[Collected data]
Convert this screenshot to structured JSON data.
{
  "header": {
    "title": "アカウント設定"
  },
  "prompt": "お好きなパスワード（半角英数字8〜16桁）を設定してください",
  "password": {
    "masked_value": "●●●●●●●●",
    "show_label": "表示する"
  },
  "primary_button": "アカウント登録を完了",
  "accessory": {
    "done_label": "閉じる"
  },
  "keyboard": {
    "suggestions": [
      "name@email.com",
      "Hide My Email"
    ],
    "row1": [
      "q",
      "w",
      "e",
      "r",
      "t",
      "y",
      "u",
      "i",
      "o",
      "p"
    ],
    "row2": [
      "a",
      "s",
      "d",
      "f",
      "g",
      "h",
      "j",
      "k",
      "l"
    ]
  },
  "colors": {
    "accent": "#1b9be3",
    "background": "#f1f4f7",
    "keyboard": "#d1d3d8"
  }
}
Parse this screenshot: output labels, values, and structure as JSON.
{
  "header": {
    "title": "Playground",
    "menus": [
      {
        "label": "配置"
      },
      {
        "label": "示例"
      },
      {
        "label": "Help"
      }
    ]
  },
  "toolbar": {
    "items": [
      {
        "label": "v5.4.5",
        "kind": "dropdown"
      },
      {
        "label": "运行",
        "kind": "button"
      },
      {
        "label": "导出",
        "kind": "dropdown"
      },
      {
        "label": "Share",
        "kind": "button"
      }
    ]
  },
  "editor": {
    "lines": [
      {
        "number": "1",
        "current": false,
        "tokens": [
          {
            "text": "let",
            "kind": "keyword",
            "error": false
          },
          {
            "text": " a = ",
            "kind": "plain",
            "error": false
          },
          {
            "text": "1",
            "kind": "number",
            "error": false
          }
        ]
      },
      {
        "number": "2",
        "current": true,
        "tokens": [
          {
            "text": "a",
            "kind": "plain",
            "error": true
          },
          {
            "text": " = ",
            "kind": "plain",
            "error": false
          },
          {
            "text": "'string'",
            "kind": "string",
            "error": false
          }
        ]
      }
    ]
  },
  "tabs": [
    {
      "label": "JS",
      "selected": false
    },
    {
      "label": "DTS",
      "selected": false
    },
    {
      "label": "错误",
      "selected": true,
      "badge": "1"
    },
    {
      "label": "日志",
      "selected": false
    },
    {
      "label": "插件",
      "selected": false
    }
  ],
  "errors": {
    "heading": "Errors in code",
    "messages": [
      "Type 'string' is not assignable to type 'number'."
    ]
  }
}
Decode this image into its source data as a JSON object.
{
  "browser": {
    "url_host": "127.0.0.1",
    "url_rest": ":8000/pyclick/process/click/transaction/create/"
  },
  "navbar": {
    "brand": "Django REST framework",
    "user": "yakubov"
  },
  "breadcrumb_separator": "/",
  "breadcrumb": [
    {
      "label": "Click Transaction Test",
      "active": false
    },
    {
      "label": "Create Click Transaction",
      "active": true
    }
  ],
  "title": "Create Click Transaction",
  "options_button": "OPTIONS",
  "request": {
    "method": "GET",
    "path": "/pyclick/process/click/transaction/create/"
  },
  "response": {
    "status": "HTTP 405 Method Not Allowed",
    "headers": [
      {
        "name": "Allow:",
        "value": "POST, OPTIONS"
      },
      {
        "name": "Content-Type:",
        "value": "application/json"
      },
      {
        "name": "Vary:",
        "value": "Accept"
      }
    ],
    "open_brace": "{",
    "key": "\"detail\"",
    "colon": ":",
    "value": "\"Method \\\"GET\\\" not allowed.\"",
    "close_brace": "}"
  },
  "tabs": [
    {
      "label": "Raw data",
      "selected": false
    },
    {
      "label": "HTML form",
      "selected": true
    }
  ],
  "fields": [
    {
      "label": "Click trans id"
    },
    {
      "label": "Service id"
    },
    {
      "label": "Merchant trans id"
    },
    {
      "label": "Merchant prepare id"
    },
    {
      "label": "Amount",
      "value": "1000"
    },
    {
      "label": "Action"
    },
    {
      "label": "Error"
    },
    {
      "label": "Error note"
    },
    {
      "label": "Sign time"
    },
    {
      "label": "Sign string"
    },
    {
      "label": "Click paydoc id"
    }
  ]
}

• Short task
Every entry above should be retyped exactly as shown.

• Answer to this problem
Convert this screenshot to structured JSON data.
{
  "header": {
    "title": "アカウント設定"
  },
  "prompt": "お好きなパスワード（半角英数字8〜16桁）を設定してください",
  "password": {
    "masked_value": "●●●●●●●●",
    "show_label": "表示する"
  },
  "primary_button": "アカウント登録を完了",
  "accessory": {
    "done_label": "閉じる"
  },
  "keyboard": {
    "suggestions": [
      "name@email.com",
      "Hide My Email"
    ],
    "row1": [
      "q",
      "w",
      "e",
      "r",
      "t",
      "y",
      "u",
      "i",
      "o",
      "p"
    ],
    "row2": [
      "a",
      "s",
      "d",
      "f",
      "g",
      "h",
      "j",
      "k",
      "l"
    ]
  },
  "colors": {
    "accent": "#1b9be3",
    "background": "#f1f4f7",
    "keyboard": "#d1d3d8"
  }
}
Parse this screenshot: output labels, values, and structure as JSON.
{
  "header": {
    "title": "Playground",
    "menus": [
      {
        "label": "配置"
      },
      {
        "label": "示例"
      },
      {
        "label": "Help"
      }
    ]
  },
  "toolbar": {
    "items": [
      {
        "label": "v5.4.5",
        "kind": "dropdown"
      },
      {
        "label": "运行",
        "kind": "button"
      },
      {
        "label": "导出",
        "kind": "dropdown"
      },
      {
        "label": "Share",
        "kind": "button"
      }
    ]
  },
  "editor": {
    "lines": [
      {
        "number": "1",
        "current": false,
        "tokens": [
          {
            "text": "let",
            "kind": "keyword",
            "error": false
          },
          {
            "text": " a = ",
            "kind": "plain",
            "error": false
          },
          {
            "text": "1",
            "kind": "number",
            "error": false
          }
        ]
      },
      {
        "number": "2",
        "current": true,
        "tokens": [
          {
            "text": "a",
            "kind": "plain",
            "error": true
          },
          {
            "text": " = ",
            "kind": "plain",
            "error": false
          },
          {
            "text": "'string'",
            "kind": "string",
            "error": false
          }
        ]
      }
    ]
  },
  "tabs": [
    {
      "label": "JS",
      "selected": false
    },
    {
      "label": "DTS",
      "selected": false
    },
    {
      "label": "错误",
      "selected": true,
      "badge": "1"
    },
    {
      "label": "日志",
      "selected": false
    },
    {
      "label": "插件",
      "selected": false
    }
  ],
  "errors": {
    "heading": "Errors in code",
    "messages": [
      "Type 'string' is not assignable to type 'number'."
    ]
  }
}
Decode this image into its source data as a JSON object.
{
  "browser": {
    "url_host": "127.0.0.1",
    "url_rest": ":8000/pyclick/process/click/transaction/create/"
  },
  "navbar": {
    "brand": "Django REST framework",
    "user": "yakubov"
  },
  "breadcrumb_separator": "/",
  "breadcrumb": [
    {
      "label": "Click Transaction Test",
      "active": false
    },
    {
      "label": "Create Click Transaction",
      "active": true
    }
  ],
  "title": "Create Click Transaction",
  "options_button": "OPTIONS",
  "request": {
    "method": "GET",
    "path": "/pyclick/process/click/transaction/create/"
  },
  "response": {
    "status": "HTTP 405 Method Not Allowed",
    "headers": [
      {
        "name": "Allow:",
        "value": "POST, OPTIONS"
      },
      {
        "name": "Content-Type:",
        "value": "application/json"
      },
      {
        "name": "Vary:",
        "value": "Accept"
      }
    ],
    "open_brace": "{",
    "key": "\"detail\"",
    "colon": ":",
    "value": "\"Method \\\"GET\\\" not allowed.\"",
    "close_brace": "}"
  },
  "tabs": [
    {
      "label": "Raw data",
      "selected": false
    },
    {
      "label": "HTML form",
      "selected": true
    }
  ],
  "fields": [
    {
      "label": "Click trans id"
    },
    {
      "label": "Service id"
    },
    {
      "label": "Merchant trans id"
    },
    {
      "label": "Merchant prepare id"
    },
    {
      "label": "Amount",
      "value": "1000"
    },
    {
      "label": "Action"
    },
    {
      "label": "Error"
    },
    {
      "label": "Error note"
    },
    {
      "label": "Sign time"
    },
    {
      "label": "Sign string"
    },
    {
      "label": "Click paydoc id"
    }
  ]
}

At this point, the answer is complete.